::: INFORMATION GIVEN :::
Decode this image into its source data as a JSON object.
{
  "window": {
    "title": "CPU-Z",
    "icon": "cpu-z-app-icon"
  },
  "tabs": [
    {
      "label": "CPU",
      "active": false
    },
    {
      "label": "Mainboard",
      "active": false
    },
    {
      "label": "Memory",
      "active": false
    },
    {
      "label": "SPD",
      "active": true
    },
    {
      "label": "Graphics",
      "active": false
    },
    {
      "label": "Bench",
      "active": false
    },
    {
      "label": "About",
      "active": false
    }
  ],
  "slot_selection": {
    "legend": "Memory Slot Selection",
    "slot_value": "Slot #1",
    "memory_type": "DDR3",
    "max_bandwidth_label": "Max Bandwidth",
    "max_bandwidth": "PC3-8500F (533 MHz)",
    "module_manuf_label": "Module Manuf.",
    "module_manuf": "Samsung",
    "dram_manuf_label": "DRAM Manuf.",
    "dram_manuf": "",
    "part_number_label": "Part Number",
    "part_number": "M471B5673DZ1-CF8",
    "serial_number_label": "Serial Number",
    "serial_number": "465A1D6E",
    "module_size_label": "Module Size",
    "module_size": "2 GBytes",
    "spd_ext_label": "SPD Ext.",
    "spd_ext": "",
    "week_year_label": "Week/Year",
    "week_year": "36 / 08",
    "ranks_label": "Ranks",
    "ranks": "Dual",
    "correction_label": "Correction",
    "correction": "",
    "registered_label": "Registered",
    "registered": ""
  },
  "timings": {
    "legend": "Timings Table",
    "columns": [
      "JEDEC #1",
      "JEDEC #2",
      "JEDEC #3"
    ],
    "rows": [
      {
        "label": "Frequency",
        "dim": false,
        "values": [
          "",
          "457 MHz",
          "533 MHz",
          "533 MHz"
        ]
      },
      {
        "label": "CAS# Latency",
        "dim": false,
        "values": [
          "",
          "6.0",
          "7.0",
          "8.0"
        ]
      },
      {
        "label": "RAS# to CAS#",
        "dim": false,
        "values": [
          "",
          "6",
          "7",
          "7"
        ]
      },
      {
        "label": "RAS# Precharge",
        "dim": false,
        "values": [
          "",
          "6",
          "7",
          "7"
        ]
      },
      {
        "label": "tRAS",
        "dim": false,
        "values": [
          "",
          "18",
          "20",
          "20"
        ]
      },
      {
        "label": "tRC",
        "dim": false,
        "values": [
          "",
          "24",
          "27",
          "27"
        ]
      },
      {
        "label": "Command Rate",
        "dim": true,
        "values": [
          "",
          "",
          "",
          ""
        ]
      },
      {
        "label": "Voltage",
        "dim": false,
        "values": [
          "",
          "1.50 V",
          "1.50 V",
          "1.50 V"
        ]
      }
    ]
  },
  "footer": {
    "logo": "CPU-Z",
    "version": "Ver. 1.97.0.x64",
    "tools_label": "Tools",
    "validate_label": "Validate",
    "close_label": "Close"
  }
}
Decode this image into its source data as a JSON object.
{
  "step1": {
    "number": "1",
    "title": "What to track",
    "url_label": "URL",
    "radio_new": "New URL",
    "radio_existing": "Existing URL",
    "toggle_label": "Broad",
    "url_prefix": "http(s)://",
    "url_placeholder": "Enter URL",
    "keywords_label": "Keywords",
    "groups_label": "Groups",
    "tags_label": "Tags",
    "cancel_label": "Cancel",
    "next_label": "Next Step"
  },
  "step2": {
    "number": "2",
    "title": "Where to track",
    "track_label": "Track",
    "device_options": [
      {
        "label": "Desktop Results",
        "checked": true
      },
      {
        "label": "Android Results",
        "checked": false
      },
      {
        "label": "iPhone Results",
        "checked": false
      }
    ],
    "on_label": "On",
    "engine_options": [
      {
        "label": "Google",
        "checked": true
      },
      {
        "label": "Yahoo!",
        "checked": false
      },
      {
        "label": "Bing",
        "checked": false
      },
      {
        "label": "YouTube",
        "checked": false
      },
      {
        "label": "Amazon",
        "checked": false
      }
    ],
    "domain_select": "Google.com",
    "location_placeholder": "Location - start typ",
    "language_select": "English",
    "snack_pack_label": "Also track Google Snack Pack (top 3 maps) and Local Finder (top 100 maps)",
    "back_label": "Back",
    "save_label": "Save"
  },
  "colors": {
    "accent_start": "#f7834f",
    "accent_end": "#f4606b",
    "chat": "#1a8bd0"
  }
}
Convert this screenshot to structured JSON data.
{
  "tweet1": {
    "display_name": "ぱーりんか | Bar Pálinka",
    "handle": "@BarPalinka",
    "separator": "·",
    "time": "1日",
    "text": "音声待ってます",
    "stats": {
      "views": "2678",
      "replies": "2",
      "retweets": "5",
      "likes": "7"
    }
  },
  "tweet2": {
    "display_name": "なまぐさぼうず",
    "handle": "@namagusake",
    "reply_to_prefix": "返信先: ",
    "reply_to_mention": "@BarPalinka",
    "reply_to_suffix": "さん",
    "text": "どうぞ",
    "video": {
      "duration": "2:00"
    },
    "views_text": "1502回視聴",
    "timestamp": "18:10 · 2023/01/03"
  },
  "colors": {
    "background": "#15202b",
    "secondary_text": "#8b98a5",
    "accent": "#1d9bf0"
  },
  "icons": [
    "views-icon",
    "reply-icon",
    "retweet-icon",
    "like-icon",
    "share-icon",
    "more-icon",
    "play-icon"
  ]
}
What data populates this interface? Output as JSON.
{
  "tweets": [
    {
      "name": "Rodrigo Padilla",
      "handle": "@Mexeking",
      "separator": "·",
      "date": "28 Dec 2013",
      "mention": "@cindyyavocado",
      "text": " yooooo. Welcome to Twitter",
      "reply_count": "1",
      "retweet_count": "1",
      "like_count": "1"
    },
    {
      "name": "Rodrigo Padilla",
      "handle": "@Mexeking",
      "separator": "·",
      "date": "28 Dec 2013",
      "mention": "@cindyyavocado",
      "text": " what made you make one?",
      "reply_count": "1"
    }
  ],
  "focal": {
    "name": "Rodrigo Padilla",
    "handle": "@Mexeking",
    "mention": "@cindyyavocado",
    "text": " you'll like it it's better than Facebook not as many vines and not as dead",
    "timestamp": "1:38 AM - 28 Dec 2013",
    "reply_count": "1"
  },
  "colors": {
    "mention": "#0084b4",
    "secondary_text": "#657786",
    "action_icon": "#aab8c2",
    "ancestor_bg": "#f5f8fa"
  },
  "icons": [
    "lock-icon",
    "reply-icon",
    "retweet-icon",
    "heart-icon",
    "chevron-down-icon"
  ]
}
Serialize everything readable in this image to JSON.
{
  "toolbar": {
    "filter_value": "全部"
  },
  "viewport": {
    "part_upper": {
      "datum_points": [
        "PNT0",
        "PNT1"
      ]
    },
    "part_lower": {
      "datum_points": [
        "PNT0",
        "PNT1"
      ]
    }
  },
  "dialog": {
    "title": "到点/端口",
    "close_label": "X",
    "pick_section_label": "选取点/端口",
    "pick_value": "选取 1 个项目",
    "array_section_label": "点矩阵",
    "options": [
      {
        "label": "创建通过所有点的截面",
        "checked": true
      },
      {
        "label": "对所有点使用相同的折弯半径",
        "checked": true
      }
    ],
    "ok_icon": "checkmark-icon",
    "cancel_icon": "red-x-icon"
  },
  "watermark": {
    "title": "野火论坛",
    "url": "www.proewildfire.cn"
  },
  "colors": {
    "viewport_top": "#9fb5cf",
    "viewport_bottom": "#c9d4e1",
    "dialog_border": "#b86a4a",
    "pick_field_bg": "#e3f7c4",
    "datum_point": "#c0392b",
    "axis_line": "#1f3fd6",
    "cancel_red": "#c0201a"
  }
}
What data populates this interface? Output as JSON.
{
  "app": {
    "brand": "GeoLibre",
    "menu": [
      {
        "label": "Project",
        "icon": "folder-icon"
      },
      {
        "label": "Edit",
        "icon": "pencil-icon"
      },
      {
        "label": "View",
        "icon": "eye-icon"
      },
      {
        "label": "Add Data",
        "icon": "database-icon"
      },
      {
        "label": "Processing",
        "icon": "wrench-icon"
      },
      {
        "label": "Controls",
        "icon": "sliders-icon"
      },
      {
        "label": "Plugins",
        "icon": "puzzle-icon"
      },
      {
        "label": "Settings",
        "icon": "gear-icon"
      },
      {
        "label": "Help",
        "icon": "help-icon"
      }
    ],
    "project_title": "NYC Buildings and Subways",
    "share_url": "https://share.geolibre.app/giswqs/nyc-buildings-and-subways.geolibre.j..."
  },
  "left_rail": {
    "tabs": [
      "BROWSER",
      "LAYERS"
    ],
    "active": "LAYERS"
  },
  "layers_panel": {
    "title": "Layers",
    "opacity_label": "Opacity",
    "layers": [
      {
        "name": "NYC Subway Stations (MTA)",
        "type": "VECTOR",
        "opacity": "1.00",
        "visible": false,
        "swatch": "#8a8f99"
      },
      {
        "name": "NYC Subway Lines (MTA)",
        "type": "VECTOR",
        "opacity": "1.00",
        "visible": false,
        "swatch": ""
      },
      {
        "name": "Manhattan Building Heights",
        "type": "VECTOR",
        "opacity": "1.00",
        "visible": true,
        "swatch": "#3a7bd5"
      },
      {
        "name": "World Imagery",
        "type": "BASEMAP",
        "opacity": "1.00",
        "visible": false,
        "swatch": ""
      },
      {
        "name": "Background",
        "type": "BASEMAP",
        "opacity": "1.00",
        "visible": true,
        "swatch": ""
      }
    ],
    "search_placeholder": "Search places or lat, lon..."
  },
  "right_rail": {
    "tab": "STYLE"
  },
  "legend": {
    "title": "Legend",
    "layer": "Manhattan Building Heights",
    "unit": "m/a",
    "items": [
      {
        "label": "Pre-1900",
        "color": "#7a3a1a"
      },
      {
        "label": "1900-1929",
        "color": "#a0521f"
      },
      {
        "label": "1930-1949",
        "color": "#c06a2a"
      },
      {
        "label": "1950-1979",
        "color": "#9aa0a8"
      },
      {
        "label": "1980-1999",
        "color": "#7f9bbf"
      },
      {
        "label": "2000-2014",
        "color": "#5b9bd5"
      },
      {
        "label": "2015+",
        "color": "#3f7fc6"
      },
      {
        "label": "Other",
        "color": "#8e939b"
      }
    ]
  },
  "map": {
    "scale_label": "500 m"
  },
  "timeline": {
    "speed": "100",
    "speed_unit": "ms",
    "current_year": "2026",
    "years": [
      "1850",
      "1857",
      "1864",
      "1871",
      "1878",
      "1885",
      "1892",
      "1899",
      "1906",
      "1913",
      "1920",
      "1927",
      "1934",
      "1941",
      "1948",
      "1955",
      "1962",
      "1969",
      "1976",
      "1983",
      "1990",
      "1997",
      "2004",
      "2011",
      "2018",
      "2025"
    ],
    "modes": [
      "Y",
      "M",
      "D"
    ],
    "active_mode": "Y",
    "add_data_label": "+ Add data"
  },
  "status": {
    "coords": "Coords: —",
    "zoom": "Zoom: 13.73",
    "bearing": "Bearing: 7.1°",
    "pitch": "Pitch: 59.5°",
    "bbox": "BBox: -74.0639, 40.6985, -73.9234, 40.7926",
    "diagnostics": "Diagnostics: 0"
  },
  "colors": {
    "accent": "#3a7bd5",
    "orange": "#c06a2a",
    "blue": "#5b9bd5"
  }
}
:::
EXERCISE:
Return, from the data, each line that has the word "BarPalinka" in it.

RESULT:
    "handle": "@BarPalinka",
    "reply_to_mention": "@BarPalinka",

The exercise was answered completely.